Dataset items:
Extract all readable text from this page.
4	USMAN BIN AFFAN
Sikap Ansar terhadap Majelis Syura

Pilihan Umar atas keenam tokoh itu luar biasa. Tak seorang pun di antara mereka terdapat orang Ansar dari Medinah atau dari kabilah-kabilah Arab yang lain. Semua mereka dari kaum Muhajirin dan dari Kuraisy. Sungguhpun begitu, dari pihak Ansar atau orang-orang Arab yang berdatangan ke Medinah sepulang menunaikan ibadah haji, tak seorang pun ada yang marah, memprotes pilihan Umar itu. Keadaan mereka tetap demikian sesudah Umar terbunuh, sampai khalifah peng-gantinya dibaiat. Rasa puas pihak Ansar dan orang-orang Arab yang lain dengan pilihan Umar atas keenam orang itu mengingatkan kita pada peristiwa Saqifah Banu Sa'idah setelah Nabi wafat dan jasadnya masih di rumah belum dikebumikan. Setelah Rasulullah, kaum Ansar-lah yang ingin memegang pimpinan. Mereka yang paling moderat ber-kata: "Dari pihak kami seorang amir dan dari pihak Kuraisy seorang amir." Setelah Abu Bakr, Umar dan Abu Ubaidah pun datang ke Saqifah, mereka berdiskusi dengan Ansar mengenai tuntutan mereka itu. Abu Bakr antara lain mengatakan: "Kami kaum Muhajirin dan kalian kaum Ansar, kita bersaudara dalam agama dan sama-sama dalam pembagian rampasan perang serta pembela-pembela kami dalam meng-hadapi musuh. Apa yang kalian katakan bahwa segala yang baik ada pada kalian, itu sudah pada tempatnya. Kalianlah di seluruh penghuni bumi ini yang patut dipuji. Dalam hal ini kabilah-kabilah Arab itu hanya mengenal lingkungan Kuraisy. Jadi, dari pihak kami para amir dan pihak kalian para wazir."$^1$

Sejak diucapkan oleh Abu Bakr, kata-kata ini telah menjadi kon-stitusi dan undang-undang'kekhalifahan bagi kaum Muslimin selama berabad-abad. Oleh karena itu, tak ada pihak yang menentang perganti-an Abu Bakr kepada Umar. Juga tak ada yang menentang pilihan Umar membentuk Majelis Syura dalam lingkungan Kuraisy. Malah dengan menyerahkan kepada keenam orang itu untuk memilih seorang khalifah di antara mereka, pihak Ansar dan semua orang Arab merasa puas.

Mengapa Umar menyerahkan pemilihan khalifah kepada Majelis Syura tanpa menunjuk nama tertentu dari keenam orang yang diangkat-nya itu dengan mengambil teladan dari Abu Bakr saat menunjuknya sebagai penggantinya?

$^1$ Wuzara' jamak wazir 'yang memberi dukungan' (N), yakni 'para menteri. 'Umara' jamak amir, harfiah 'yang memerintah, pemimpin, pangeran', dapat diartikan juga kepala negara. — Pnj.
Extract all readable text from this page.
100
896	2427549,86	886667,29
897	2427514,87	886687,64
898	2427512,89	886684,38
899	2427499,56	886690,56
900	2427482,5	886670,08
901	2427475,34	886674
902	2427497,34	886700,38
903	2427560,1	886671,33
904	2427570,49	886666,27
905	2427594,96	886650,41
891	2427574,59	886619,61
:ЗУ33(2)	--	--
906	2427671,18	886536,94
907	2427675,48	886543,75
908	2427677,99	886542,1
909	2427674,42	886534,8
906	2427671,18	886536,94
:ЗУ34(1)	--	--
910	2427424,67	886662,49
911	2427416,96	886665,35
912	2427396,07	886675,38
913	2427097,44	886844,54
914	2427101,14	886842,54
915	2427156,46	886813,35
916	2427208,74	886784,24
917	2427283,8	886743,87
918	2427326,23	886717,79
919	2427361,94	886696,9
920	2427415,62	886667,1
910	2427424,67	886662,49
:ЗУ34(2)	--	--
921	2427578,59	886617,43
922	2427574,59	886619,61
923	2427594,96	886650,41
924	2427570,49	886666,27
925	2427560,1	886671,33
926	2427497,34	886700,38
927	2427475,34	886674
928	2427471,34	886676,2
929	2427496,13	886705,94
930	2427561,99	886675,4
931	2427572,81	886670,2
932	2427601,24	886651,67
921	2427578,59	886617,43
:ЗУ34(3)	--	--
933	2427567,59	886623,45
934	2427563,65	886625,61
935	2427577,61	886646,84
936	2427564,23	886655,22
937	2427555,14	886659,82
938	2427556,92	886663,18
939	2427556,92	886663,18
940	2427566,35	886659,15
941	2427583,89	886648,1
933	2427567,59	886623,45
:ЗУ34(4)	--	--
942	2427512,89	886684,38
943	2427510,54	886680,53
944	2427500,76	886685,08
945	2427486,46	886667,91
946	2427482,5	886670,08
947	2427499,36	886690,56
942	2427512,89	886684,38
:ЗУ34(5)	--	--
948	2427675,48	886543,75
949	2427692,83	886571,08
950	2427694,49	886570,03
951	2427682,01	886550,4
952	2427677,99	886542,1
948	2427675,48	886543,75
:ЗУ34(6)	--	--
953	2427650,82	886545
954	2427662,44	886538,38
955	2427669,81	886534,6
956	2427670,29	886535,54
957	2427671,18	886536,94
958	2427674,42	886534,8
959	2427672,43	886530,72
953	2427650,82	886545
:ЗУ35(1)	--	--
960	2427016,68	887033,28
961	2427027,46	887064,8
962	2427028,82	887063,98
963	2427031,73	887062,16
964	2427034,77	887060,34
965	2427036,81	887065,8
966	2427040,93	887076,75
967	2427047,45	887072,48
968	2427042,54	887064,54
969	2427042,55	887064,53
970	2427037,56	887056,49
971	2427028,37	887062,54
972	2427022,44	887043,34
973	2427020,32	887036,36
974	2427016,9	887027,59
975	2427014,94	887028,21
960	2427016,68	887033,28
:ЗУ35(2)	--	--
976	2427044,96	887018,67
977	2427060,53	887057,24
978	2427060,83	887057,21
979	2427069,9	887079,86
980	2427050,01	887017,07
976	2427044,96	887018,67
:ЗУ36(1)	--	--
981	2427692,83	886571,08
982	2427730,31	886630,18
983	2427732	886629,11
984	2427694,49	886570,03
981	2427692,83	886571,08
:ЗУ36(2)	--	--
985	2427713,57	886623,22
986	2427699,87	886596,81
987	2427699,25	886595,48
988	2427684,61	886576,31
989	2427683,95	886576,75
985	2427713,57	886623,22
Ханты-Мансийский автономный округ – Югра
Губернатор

■ **What to work on**
Your task is to return the full listing exactly as it was given.

■ **Solution to this task**
Extract all readable text from this page.
4	USMAN BIN AFFAN
Sikap Ansar terhadap Majelis Syura

Pilihan Umar atas keenam tokoh itu luar biasa. Tak seorang pun di antara mereka terdapat orang Ansar dari Medinah atau dari kabilah-kabilah Arab yang lain. Semua mereka dari kaum Muhajirin dan dari Kuraisy. Sungguhpun begitu, dari pihak Ansar atau orang-orang Arab yang berdatangan ke Medinah sepulang menunaikan ibadah haji, tak seorang pun ada yang marah, memprotes pilihan Umar itu. Keadaan mereka tetap demikian sesudah Umar terbunuh, sampai khalifah peng-gantinya dibaiat. Rasa puas pihak Ansar dan orang-orang Arab yang lain dengan pilihan Umar atas keenam orang itu mengingatkan kita pada peristiwa Saqifah Banu Sa'idah setelah Nabi wafat dan jasadnya masih di rumah belum dikebumikan. Setelah Rasulullah, kaum Ansar-lah yang ingin memegang pimpinan. Mereka yang paling moderat ber-kata: "Dari pihak kami seorang amir dan dari pihak Kuraisy seorang amir." Setelah Abu Bakr, Umar dan Abu Ubaidah pun datang ke Saqifah, mereka berdiskusi dengan Ansar mengenai tuntutan mereka itu. Abu Bakr antara lain mengatakan: "Kami kaum Muhajirin dan kalian kaum Ansar, kita bersaudara dalam agama dan sama-sama dalam pembagian rampasan perang serta pembela-pembela kami dalam meng-hadapi musuh. Apa yang kalian katakan bahwa segala yang baik ada pada kalian, itu sudah pada tempatnya. Kalianlah di seluruh penghuni bumi ini yang patut dipuji. Dalam hal ini kabilah-kabilah Arab itu hanya mengenal lingkungan Kuraisy. Jadi, dari pihak kami para amir dan pihak kalian para wazir."$^1$

Sejak diucapkan oleh Abu Bakr, kata-kata ini telah menjadi kon-stitusi dan undang-undang'kekhalifahan bagi kaum Muslimin selama berabad-abad. Oleh karena itu, tak ada pihak yang menentang perganti-an Abu Bakr kepada Umar. Juga tak ada yang menentang pilihan Umar membentuk Majelis Syura dalam lingkungan Kuraisy. Malah dengan menyerahkan kepada keenam orang itu untuk memilih seorang khalifah di antara mereka, pihak Ansar dan semua orang Arab merasa puas.

Mengapa Umar menyerahkan pemilihan khalifah kepada Majelis Syura tanpa menunjuk nama tertentu dari keenam orang yang diangkat-nya itu dengan mengambil teladan dari Abu Bakr saat menunjuknya sebagai penggantinya?

$^1$ Wuzara' jamak wazir 'yang memberi dukungan' (N), yakni 'para menteri. 'Umara' jamak amir, harfiah 'yang memerintah, pemimpin, pangeran', dapat diartikan juga kepala negara. — Pnj.
Extract all readable text from this page.
100
896	2427549,86	886667,29
897	2427514,87	886687,64
898	2427512,89	886684,38
899	2427499,56	886690,56
900	2427482,5	886670,08
901	2427475,34	886674
902	2427497,34	886700,38
903	2427560,1	886671,33
904	2427570,49	886666,27
905	2427594,96	886650,41
891	2427574,59	886619,61
:ЗУ33(2)	--	--
906	2427671,18	886536,94
907	2427675,48	886543,75
908	2427677,99	886542,1
909	2427674,42	886534,8
906	2427671,18	886536,94
:ЗУ34(1)	--	--
910	2427424,67	886662,49
911	2427416,96	886665,35
912	2427396,07	886675,38
913	2427097,44	886844,54
914	2427101,14	886842,54
915	2427156,46	886813,35
916	2427208,74	886784,24
917	2427283,8	886743,87
918	2427326,23	886717,79
919	2427361,94	886696,9
920	2427415,62	886667,1
910	2427424,67	886662,49
:ЗУ34(2)	--	--
921	2427578,59	886617,43
922	2427574,59	886619,61
923	2427594,96	886650,41
924	2427570,49	886666,27
925	2427560,1	886671,33
926	2427497,34	886700,38
927	2427475,34	886674
928	2427471,34	886676,2
929	2427496,13	886705,94
930	2427561,99	886675,4
931	2427572,81	886670,2
932	2427601,24	886651,67
921	2427578,59	886617,43
:ЗУ34(3)	--	--
933	2427567,59	886623,45
934	2427563,65	886625,61
935	2427577,61	886646,84
936	2427564,23	886655,22
937	2427555,14	886659,82
938	2427556,92	886663,18
939	2427556,92	886663,18
940	2427566,35	886659,15
941	2427583,89	886648,1
933	2427567,59	886623,45
:ЗУ34(4)	--	--
942	2427512,89	886684,38
943	2427510,54	886680,53
944	2427500,76	886685,08
945	2427486,46	886667,91
946	2427482,5	886670,08
947	2427499,36	886690,56
942	2427512,89	886684,38
:ЗУ34(5)	--	--
948	2427675,48	886543,75
949	2427692,83	886571,08
950	2427694,49	886570,03
951	2427682,01	886550,4
952	2427677,99	886542,1
948	2427675,48	886543,75
:ЗУ34(6)	--	--
953	2427650,82	886545
954	2427662,44	886538,38
955	2427669,81	886534,6
956	2427670,29	886535,54
957	2427671,18	886536,94
958	2427674,42	886534,8
959	2427672,43	886530,72
953	2427650,82	886545
:ЗУ35(1)	--	--
960	2427016,68	887033,28
961	2427027,46	887064,8
962	2427028,82	887063,98
963	2427031,73	887062,16
964	2427034,77	887060,34
965	2427036,81	887065,8
966	2427040,93	887076,75
967	2427047,45	887072,48
968	2427042,54	887064,54
969	2427042,55	887064,53
970	2427037,56	887056,49
971	2427028,37	887062,54
972	2427022,44	887043,34
973	2427020,32	887036,36
974	2427016,9	887027,59
975	2427014,94	887028,21
960	2427016,68	887033,28
:ЗУ35(2)	--	--
976	2427044,96	887018,67
977	2427060,53	887057,24
978	2427060,83	887057,21
979	2427069,9	887079,86
980	2427050,01	887017,07
976	2427044,96	887018,67
:ЗУ36(1)	--	--
981	2427692,83	886571,08
982	2427730,31	886630,18
983	2427732	886629,11
984	2427694,49	886570,03
981	2427692,83	886571,08
:ЗУ36(2)	--	--
985	2427713,57	886623,22
986	2427699,87	886596,81
987	2427699,25	886595,48
988	2427684,61	886576,31
989	2427683,95	886576,75
985	2427713,57	886623,22
Ханты-Мансийский автономный округ – Югра
Губернатор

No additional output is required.